▶ _SHORT PROBLEM_
Give back each entry unchanged, minus pictures.
↓↓↓
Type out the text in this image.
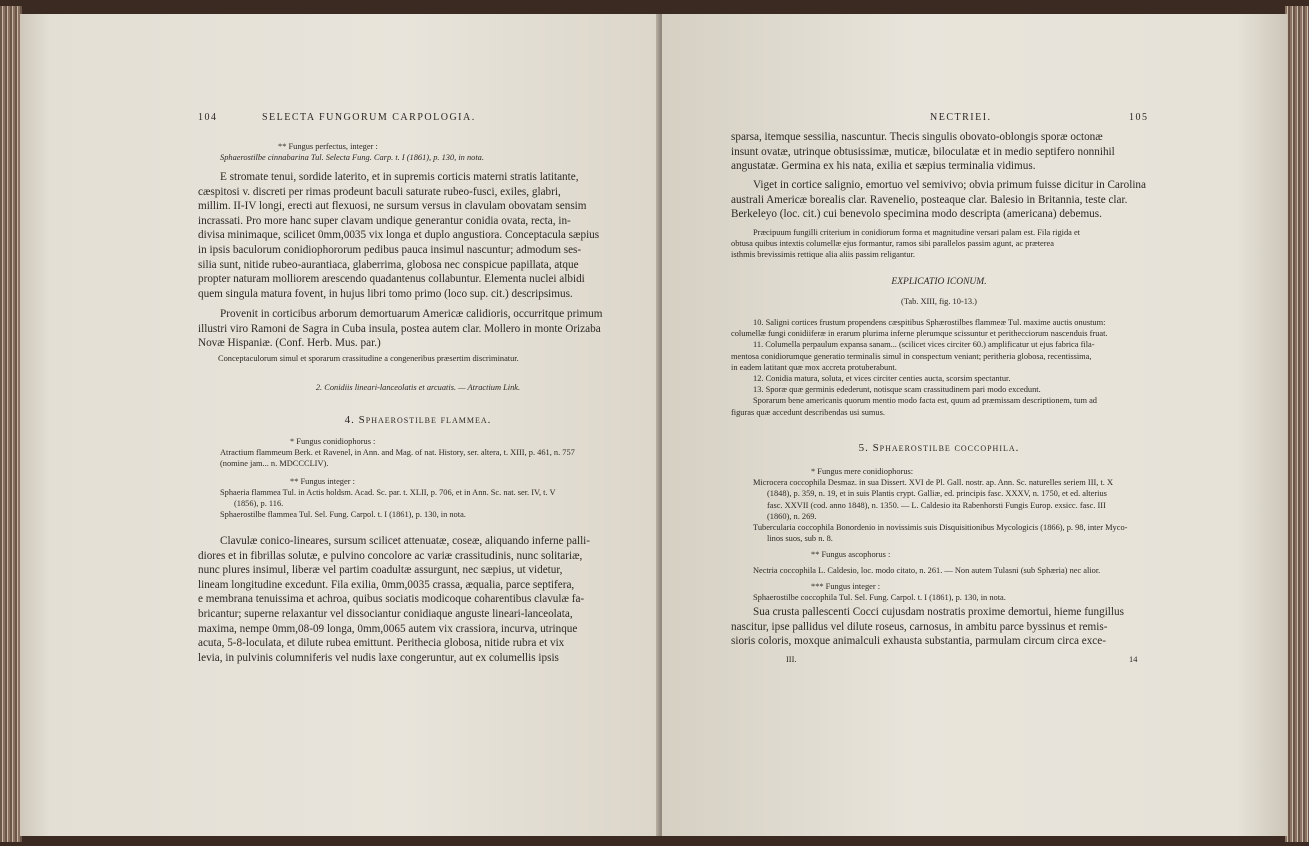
104	SELECTA FUNGORUM CARPOLOGIA.
** Fungus perfectus, integer :
Sphaerostilbe cinnabarina Tul. Selecta Fung. Carp. t. I (1861), p. 130, in nota.
E stromate tenui, sordide laterito, et in supremis corticis materni stratis latitante,
cæspitosi v. discreti per rimas prodeunt baculi saturate rubeo-fusci, exiles, glabri,
millim. II-IV longi, erecti aut flexuosi, ne sursum versus in clavulam obovatam sensim
incrassati. Pro more hanc super clavam undique generantur conidia ovata, recta, in-
divisa minimaque, scilicet 0mm,0035 vix longa et duplo angustiora. Conceptacula sæpius
in ipsis baculorum conidiophororum pedibus pauca insimul nascuntur; admodum ses-
silia sunt, nitide rubeo-aurantiaca, glaberrima, globosa nec conspicue papillata, atque
propter naturam molliorem arescendo quadantenus collabuntur. Elementa nuclei albidi
quem singula matura fovent, in hujus libri tomo primo (loco sup. cit.) descripsimus.
Provenit in corticibus arborum demortuarum Americæ calidioris, occurritque primum
illustri viro Ramoni de Sagra in Cuba insula, postea autem clar. Mollero in monte Orizaba
Novæ Hispaniæ. (Conf. Herb. Mus. par.)
Conceptaculorum simul et sporarum crassitudine a congeneribus præsertim discriminatur.
2. Conidiis lineari-lanceolatis et arcuatis. — Atractium Link.
4. Sphaerostilbe flammea.
* Fungus conidiophorus :
Atractium flammeum Berk. et Ravenel, in Ann. and Mag. of nat. History, ser. altera, t. XIII, p. 461, n. 757
(nomine jam... n. MDCCCLIV).
** Fungus integer :
Sphaeria flammea Tul. in Actis holdsm. Acad. Sc. par. t. XLII, p. 706, et in Ann. Sc. nat. ser. IV, t. V
(1856), p. 116.
Sphaerostilbe flammea Tul. Sel. Fung. Carpol. t. I (1861), p. 130, in nota.
Clavulæ conico-lineares, sursum scilicet attenuatæ, coseæ, aliquando inferne palli-
diores et in fibrillas solutæ, e pulvino concolore ac variæ crassitudinis, nunc solitariæ,
nunc plures insimul, liberæ vel partim coadultæ assurgunt, nec sæpius, ut videtur,
lineam longitudine excedunt. Fila exilia, 0mm,0035 crassa, æqualia, parce septifera,
e membrana tenuissima et achroa, quibus sociatis modicoque coharentibus clavulæ fa-
bricantur; superne relaxantur vel dissociantur conidiaque anguste lineari-lanceolata,
maxima, nempe 0mm,08-09 longa, 0mm,0065 autem vix crassiora, incurva, utrinque
acuta, 5-8-loculata, et dilute rubea emittunt. Perithecia globosa, nitide rubra et vix
levia, in pulvinis columniferis vel nudis laxe congeruntur, aut ex columellis ipsis
NECTRIEI.	105
sparsa, itemque sessilia, nascuntur. Thecis singulis obovato-oblongis sporæ octonæ
insunt ovatæ, utrinque obtusissimæ, muticæ, biloculatæ et in medio septifero nonnihil
angustatæ. Germina ex his nata, exilia et sæpius terminalia vidimus.
Viget in cortice salignio, emortuo vel semivivo; obvia primum fuisse dicitur in Carolina
australi Americæ borealis clar. Ravenelio, posteaque clar. Balesio in Britannia, teste clar.
Berkeleyo (loc. cit.) cui benevolo specimina modo descripta (americana) debemus.
Præcipuum fungilli criterium in conidiorum forma et magnitudine versari palam est. Fila rigida et
obtusa quibus intextis columellæ ejus formantur, ramos sibi parallelos passim agunt, ac præterea
isthmis brevissimis rettique alia aliis passim religantur.
EXPLICATIO ICONUM.
(Tab. XIII, fig. 10-13.)
10. Saligni cortices frustum propendens cæspitibus Sphærostilbes flammeæ Tul. maxime auctis onustum:
columellæ fungi conidiiferæ in erarum plurima inferne plerumque scissuntur et perithecciorum nascenduis fruat.
11. Columella perpaulum expansa sanam... (scilicet vices circiter 60.) amplificatur ut ejus fabrica fila-
mentosa conidiorumque generatio terminalis simul in conspectum veniant; peritheria globosa, recentissima,
in eadem latitant quæ mox accreta protuberabunt.
12. Conidia matura, soluta, et vices circiter centies aucta, scorsim spectantur.
13. Sporæ quæ germinis edederunt, notisque scam crassitudinem pari modo excedunt.
Sporarum bene americanis quorum mentio modo facta est, quum ad præmissam descriptionem, tum ad
figuras quæ accedunt describendas usi sumus.
5. Sphaerostilbe coccophila.
* Fungus mere conidiophorus:
Microcera coccophila Desmaz. in sua Dissert. XVI de Pl. Gall. nostr. ap. Ann. Sc. naturelles seriem III, t. X
(1848), p. 359, n. 19, et in suis Plantis crypt. Galliæ, ed. principis fasc. XXXV, n. 1750, et ed. alterius
fasc. XXVII (cod. anno 1848), n. 1350. — L. Caldesio ita Rabenhorsti Fungis Europ. exsicc. fasc. III
(1860), n. 269.
Tubercularia coccophila Bonordenio in novissimis suis Disquisitionibus Mycologicis (1866), p. 98, inter Myco-
linos suos, sub n. 8.
** Fungus ascophorus :
Nectria coccophila L. Caldesio, loc. modo citato, n. 261. — Non autem Tulasni (sub Sphæria) nec alior.
*** Fungus integer :
Sphaerostilbe coccophila Tul. Sel. Fung. Carpol. t. I (1861), p. 130, in nota.
Sua crusta pallescenti Cocci cujusdam nostratis proxime demortui, hieme fungillus
nascitur, ipse pallidus vel dilute roseus, carnosus, in ambitu parce byssinus et remis-
sioris coloris, moxque animalculi exhausta substantia, parmulam circum circa exce-
III.	14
↑↑↑
▶ _FINISHED ANSWER_
Type out the text in this image.
104	SELECTA FUNGORUM CARPOLOGIA.
** Fungus perfectus, integer :
Sphaerostilbe cinnabarina Tul. Selecta Fung. Carp. t. I (1861), p. 130, in nota.
E stromate tenui, sordide laterito, et in supremis corticis materni stratis latitante,
cæspitosi v. discreti per rimas prodeunt baculi saturate rubeo-fusci, exiles, glabri,
millim. II-IV longi, erecti aut flexuosi, ne sursum versus in clavulam obovatam sensim
incrassati. Pro more hanc super clavam undique generantur conidia ovata, recta, in-
divisa minimaque, scilicet 0mm,0035 vix longa et duplo angustiora. Conceptacula sæpius
in ipsis baculorum conidiophororum pedibus pauca insimul nascuntur; admodum ses-
silia sunt, nitide rubeo-aurantiaca, glaberrima, globosa nec conspicue papillata, atque
propter naturam molliorem arescendo quadantenus collabuntur. Elementa nuclei albidi
quem singula matura fovent, in hujus libri tomo primo (loco sup. cit.) descripsimus.
Provenit in corticibus arborum demortuarum Americæ calidioris, occurritque primum
illustri viro Ramoni de Sagra in Cuba insula, postea autem clar. Mollero in monte Orizaba
Novæ Hispaniæ. (Conf. Herb. Mus. par.)
Conceptaculorum simul et sporarum crassitudine a congeneribus præsertim discriminatur.
2. Conidiis lineari-lanceolatis et arcuatis. — Atractium Link.
4. Sphaerostilbe flammea.
* Fungus conidiophorus :
Atractium flammeum Berk. et Ravenel, in Ann. and Mag. of nat. History, ser. altera, t. XIII, p. 461, n. 757
(nomine jam... n. MDCCCLIV).
** Fungus integer :
Sphaeria flammea Tul. in Actis holdsm. Acad. Sc. par. t. XLII, p. 706, et in Ann. Sc. nat. ser. IV, t. V
(1856), p. 116.
Sphaerostilbe flammea Tul. Sel. Fung. Carpol. t. I (1861), p. 130, in nota.
Clavulæ conico-lineares, sursum scilicet attenuatæ, coseæ, aliquando inferne palli-
diores et in fibrillas solutæ, e pulvino concolore ac variæ crassitudinis, nunc solitariæ,
nunc plures insimul, liberæ vel partim coadultæ assurgunt, nec sæpius, ut videtur,
lineam longitudine excedunt. Fila exilia, 0mm,0035 crassa, æqualia, parce septifera,
e membrana tenuissima et achroa, quibus sociatis modicoque coharentibus clavulæ fa-
bricantur; superne relaxantur vel dissociantur conidiaque anguste lineari-lanceolata,
maxima, nempe 0mm,08-09 longa, 0mm,0065 autem vix crassiora, incurva, utrinque
acuta, 5-8-loculata, et dilute rubea emittunt. Perithecia globosa, nitide rubra et vix
levia, in pulvinis columniferis vel nudis laxe congeruntur, aut ex columellis ipsis
NECTRIEI.	105
sparsa, itemque sessilia, nascuntur. Thecis singulis obovato-oblongis sporæ octonæ
insunt ovatæ, utrinque obtusissimæ, muticæ, biloculatæ et in medio septifero nonnihil
angustatæ. Germina ex his nata, exilia et sæpius terminalia vidimus.
Viget in cortice salignio, emortuo vel semivivo; obvia primum fuisse dicitur in Carolina
australi Americæ borealis clar. Ravenelio, posteaque clar. Balesio in Britannia, teste clar.
Berkeleyo (loc. cit.) cui benevolo specimina modo descripta (americana) debemus.
Præcipuum fungilli criterium in conidiorum forma et magnitudine versari palam est. Fila rigida et
obtusa quibus intextis columellæ ejus formantur, ramos sibi parallelos passim agunt, ac præterea
isthmis brevissimis rettique alia aliis passim religantur.
EXPLICATIO ICONUM.
(Tab. XIII, fig. 10-13.)
10. Saligni cortices frustum propendens cæspitibus Sphærostilbes flammeæ Tul. maxime auctis onustum:
columellæ fungi conidiiferæ in erarum plurima inferne plerumque scissuntur et perithecciorum nascenduis fruat.
11. Columella perpaulum expansa sanam... (scilicet vices circiter 60.) amplificatur ut ejus fabrica fila-
mentosa conidiorumque generatio terminalis simul in conspectum veniant; peritheria globosa, recentissima,
in eadem latitant quæ mox accreta protuberabunt.
12. Conidia matura, soluta, et vices circiter centies aucta, scorsim spectantur.
13. Sporæ quæ germinis edederunt, notisque scam crassitudinem pari modo excedunt.
Sporarum bene americanis quorum mentio modo facta est, quum ad præmissam descriptionem, tum ad
figuras quæ accedunt describendas usi sumus.
5. Sphaerostilbe coccophila.
* Fungus mere conidiophorus:
Microcera coccophila Desmaz. in sua Dissert. XVI de Pl. Gall. nostr. ap. Ann. Sc. naturelles seriem III, t. X
(1848), p. 359, n. 19, et in suis Plantis crypt. Galliæ, ed. principis fasc. XXXV, n. 1750, et ed. alterius
fasc. XXVII (cod. anno 1848), n. 1350. — L. Caldesio ita Rabenhorsti Fungis Europ. exsicc. fasc. III
(1860), n. 269.
Tubercularia coccophila Bonordenio in novissimis suis Disquisitionibus Mycologicis (1866), p. 98, inter Myco-
linos suos, sub n. 8.
** Fungus ascophorus :
Nectria coccophila L. Caldesio, loc. modo citato, n. 261. — Non autem Tulasni (sub Sphæria) nec alior.
*** Fungus integer :
Sphaerostilbe coccophila Tul. Sel. Fung. Carpol. t. I (1861), p. 130, in nota.
Sua crusta pallescenti Cocci cujusdam nostratis proxime demortui, hieme fungillus
nascitur, ipse pallidus vel dilute roseus, carnosus, in ambitu parce byssinus et remis-
sioris coloris, moxque animalculi exhausta substantia, parmulam circum circa exce-
III.	14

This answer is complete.